- Direction: In the entries below, find every line holding the string "после" and collect it.

==*==

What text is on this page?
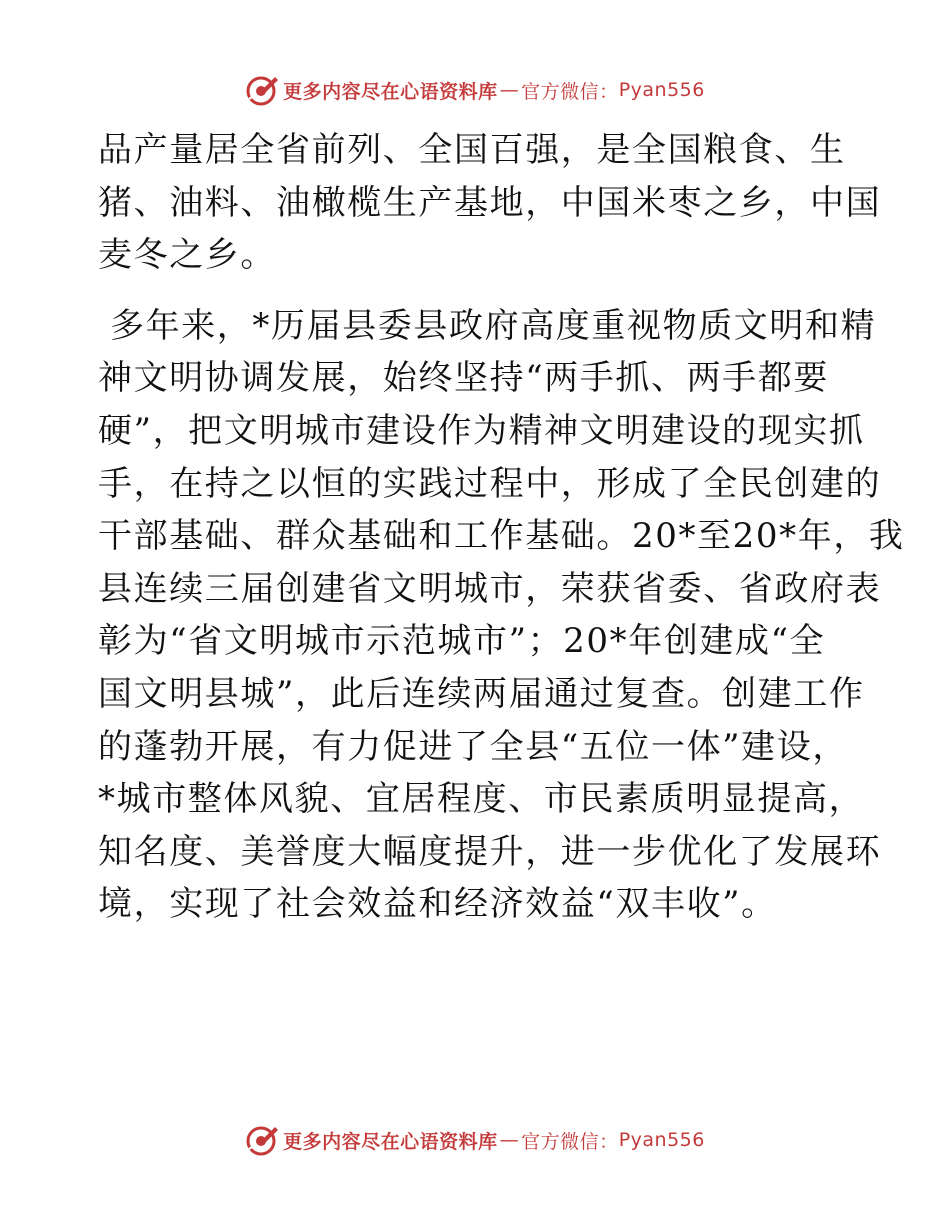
更多内容尽在心语资料库 — 官方微信： Pyan556
品产量居全省前列、全国百强，是全国粮食、生
猪、油料、油橄榄生产基地，中国米枣之乡，中国
麦冬之乡。
多年来，*历届县委县政府高度重视物质文明和精
神文明协调发展，始终坚持“两手抓、两手都要
硬”，把文明城市建设作为精神文明建设的现实抓
手，在持之以恒的实践过程中，形成了全民创建的
干部基础、群众基础和工作基础。20*至20*年，我
县连续三届创建省文明城市，荣获省委、省政府表
彰为“省文明城市示范城市”；20*年创建成“全
国文明县城”，此后连续两届通过复查。创建工作
的蓬勃开展，有力促进了全县“五位一体”建设，
*城市整体风貌、宜居程度、市民素质明显提高，
知名度、美誉度大幅度提升，进一步优化了发展环
境，实现了社会效益和经济效益“双丰收”。
更多内容尽在心语资料库 — 官方微信： Pyan556
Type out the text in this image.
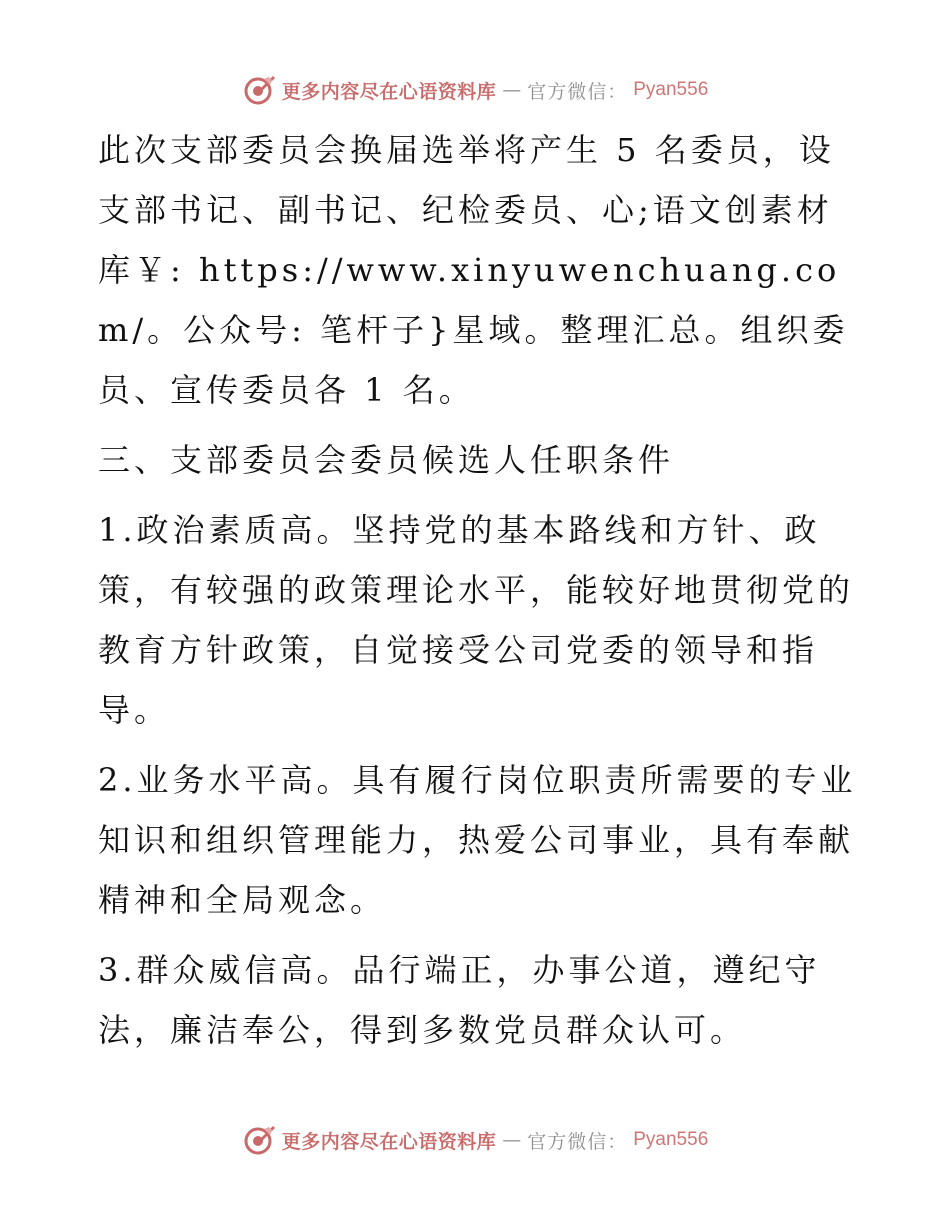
更多内容尽在心语资料库 — 官方微信： Pyan556

此次支部委员会换届选举将产生 5 名委员，设支部书记、副书记、纪检委员、心;语文创素材库￥: https://www.xinyuwenchuang.com/。公众号: 笔杆子}星域。整理汇总。组织委员、宣传委员各 1 名。

三、支部委员会委员候选人任职条件

1.政治素质高。坚持党的基本路线和方针、政策，有较强的政策理论水平，能较好地贯彻党的教育方针政策，自觉接受公司党委的领导和指导。

2.业务水平高。具有履行岗位职责所需要的专业知识和组织管理能力，热爱公司事业，具有奉献精神和全局观念。

3.群众威信高。品行端正，办事公道，遵纪守法，廉洁奉公，得到多数党员群众认可。

更多内容尽在心语资料库 — 官方微信： Pyan556
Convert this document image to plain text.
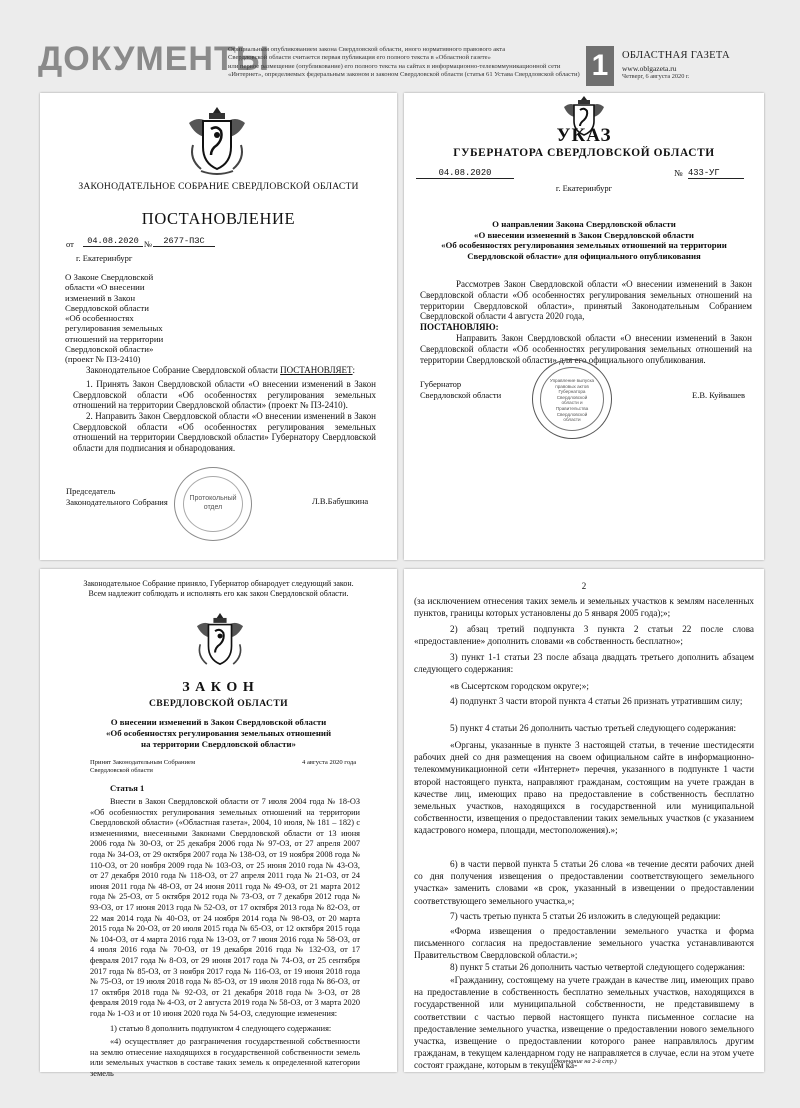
ДОКУМЕНТЫ

Официальным опубликованием закона Свердловской области, иного нормативного правового акта

Свердловской области считается первая публикация его полного текста в «Областной газете»

или первое размещение (опубликование) его полного текста на сайтах в информационно-телекоммуникационной сети

«Интернет», определяемых федеральным законом и законом Свердловской области (статья 61 Устава Свердловской области) 1	ОБЛАСТНАЯ ГАЗЕТА
www.oblgazeta.ru
Четверг, 6 августа 2020 г.
ЗАКОНОДАТЕЛЬНОЕ СОБРАНИЕ СВЕРДЛОВСКОЙ ОБЛАСТИ
ПОСТАНОВЛЕНИЕ
от	04.08.2020 №	2677-ПЗС
г. Екатеринбург
О Законе Свердловской
области «О внесении
изменений в Закон
Свердловской области
«Об особенностях
регулирования земельных
отношений на территории
Свердловской области»
(проект № ПЗ-2410)
Законодательное Собрание Свердловской области ПОСТАНОВЛЯЕТ:
1. Принять Закон Свердловской области «О внесении изменений в Закон Свердловской области «Об особенностях регулирования земельных отношений на территории Свердловской области» (проект № ПЗ-2410).
2. Направить Закон Свердловской области «О внесении изменений в Закон Свердловской области «Об особенностях регулирования земельных отношений на территории Свердловской области» Губернатору Свердловской области для подписания и обнародования.
Протокольный
отдел
Председатель
Законодательного Собрания	Л.В.Бабушкина
УКАЗ
ГУБЕРНАТОРА СВЕРДЛОВСКОЙ ОБЛАСТИ
04.08.2020	№ 433-УГ
г. Екатеринбург
О направлении Закона Свердловской области
«О внесении изменений в Закон Свердловской области
«Об особенностях регулирования земельных отношений на территории
Свердловской области» для официального опубликования
Рассмотрев Закон Свердловской области «О внесении изменений в Закон Свердловской области «Об особенностях регулирования земельных отношений на территории Свердловской области», принятый Законодательным Собранием Свердловской области 4 августа 2020 года,
ПОСТАНОВЛЯЮ:
Направить Закон Свердловской области «О внесении изменений в Закон Свердловской области «Об особенностях регулирования земельных отношений на территории Свердловской области» для его официального опубликования.
Губернатор
Свердловской области
Управление выпуска правовых актов Губернатора Свердловской области и Правительства Свердловской области
Е.В. Куйвашев
Законодательное Собрание приняло, Губернатор обнародует следующий закон.
Всем надлежит соблюдать и исполнять его как закон Свердловской области.
З А К О Н
СВЕРДЛОВСКОЙ ОБЛАСТИ
О внесении изменений в Закон Свердловской области
«Об особенностях регулирования земельных отношений
на территории Свердловской области»
Принят Законодательным Собранием
Свердловской области
4 августа 2020 года
Статья 1
Внести в Закон Свердловской области от 7 июля 2004 года № 18-ОЗ «Об особенностях регулирования земельных отношений на территории Свердловской области» («Областная газета», 2004, 10 июля, № 181 – 182) с изменениями, внесенными Законами Свердловской области от 13 июня 2006 года № 30-ОЗ, от 25 декабря 2006 года № 97-ОЗ, от 27 апреля 2007 года № 34-ОЗ, от 29 октября 2007 года № 138-ОЗ, от 19 ноября 2008 года № 110-ОЗ, от 20 ноября 2009 года № 103-ОЗ, от 25 июня 2010 года № 43-ОЗ, от 27 декабря 2010 года № 118-ОЗ, от 27 апреля 2011 года № 21-ОЗ, от 24 июня 2011 года № 48-ОЗ, от 24 июня 2011 года № 49-ОЗ, от 21 марта 2012 года № 25-ОЗ, от 5 октября 2012 года № 73-ОЗ, от 7 декабря 2012 года № 93-ОЗ, от 17 июня 2013 года № 52-ОЗ, от 17 октября 2013 года № 82-ОЗ, от 22 мая 2014 года № 40-ОЗ, от 24 ноября 2014 года № 98-ОЗ, от 20 марта 2015 года № 20-ОЗ, от 20 июля 2015 года № 65-ОЗ, от 12 октября 2015 года № 104-ОЗ, от 4 марта 2016 года № 13-ОЗ, от 7 июня 2016 года № 58-ОЗ, от 4 июля 2016 года № 70-ОЗ, от 19 декабря 2016 года № 132-ОЗ, от 17 февраля 2017 года № 8-ОЗ, от 29 июня 2017 года № 74-ОЗ, от 25 сентября 2017 года № 85-ОЗ, от 3 ноября 2017 года № 116-ОЗ, от 19 июня 2018 года № 75-ОЗ, от 19 июля 2018 года № 85-ОЗ, от 19 июля 2018 года № 86-ОЗ, от 17 октября 2018 года № 92-ОЗ, от 21 декабря 2018 года № 3-ОЗ, от 28 февраля 2019 года № 4-ОЗ, от 2 августа 2019 года № 58-ОЗ, от 3 марта 2020 года № 1-ОЗ и от 10 июня 2020 года № 54-ОЗ, следующие изменения:
1) статью 8 дополнить подпунктом 4 следующего содержания:
«4) осуществляет до разграничения государственной собственности на землю отнесение находящихся в государственной собственности земель или земельных участков в составе таких земель к определенной категории земель
2
(за исключением отнесения таких земель и земельных участков к землям населенных пунктов, границы которых установлены до 5 января 2005 года);»;
2) абзац третий подпункта 3 пункта 2 статьи 22 после слова «предоставление» дополнить словами «в собственность бесплатно»;
3) пункт 1-1 статьи 23 после абзаца двадцать третьего дополнить абзацем следующего содержания:
«в Сысертском городском округе;»;
4) подпункт 3 части второй пункта 4 статьи 26 признать утратившим силу;
5) пункт 4 статьи 26 дополнить частью третьей следующего содержания:
«Органы, указанные в пункте 3 настоящей статьи, в течение шестидесяти рабочих дней со дня размещения на своем официальном сайте в информационно-телекоммуникационной сети «Интернет» перечня, указанного в подпункте 1 части второй настоящего пункта, направляют гражданам, состоящим на учете граждан в качестве лиц, имеющих право на предоставление в собственность бесплатно земельных участков, находящихся в государственной или муниципальной собственности, извещения о предоставлении таких земельных участков (с указанием кадастрового номера, площади, местоположения).»;
6) в части первой пункта 5 статьи 26 слова «в течение десяти рабочих дней со дня получения извещения о предоставлении соответствующего земельного участка» заменить словами «в срок, указанный в извещении о предоставлении соответствующего земельного участка,»;
7) часть третью пункта 5 статьи 26 изложить в следующей редакции:
«Форма извещения о предоставлении земельного участка и форма письменного согласия на предоставление земельного участка устанавливаются Правительством Свердловской области.»;
8) пункт 5 статьи 26 дополнить частью четвертой следующего содержания:
«Гражданину, состоящему на учете граждан в качестве лиц, имеющих право на предоставление в собственность бесплатно земельных участков, находящихся в государственной или муниципальной собственности, не представившему в соответствии с частью первой настоящего пункта письменное согласие на предоставление земельного участка, извещение о предоставлении нового земельного участка, извещение о предоставлении которого ранее направлялось другим гражданам, в текущем календарном году не направляется в случае, если на этом учете состоят граждане, которым в текущем ка-
(Окончание на 2-й стр.)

==*==

- Solution below:
2) абзац третий подпункта 3 пункта 2 статьи 22 после слова «предоставление» дополнить словами «в собственность бесплатно»;
3) пункт 1-1 статьи 23 после абзаца двадцать третьего дополнить абзацем следующего содержания:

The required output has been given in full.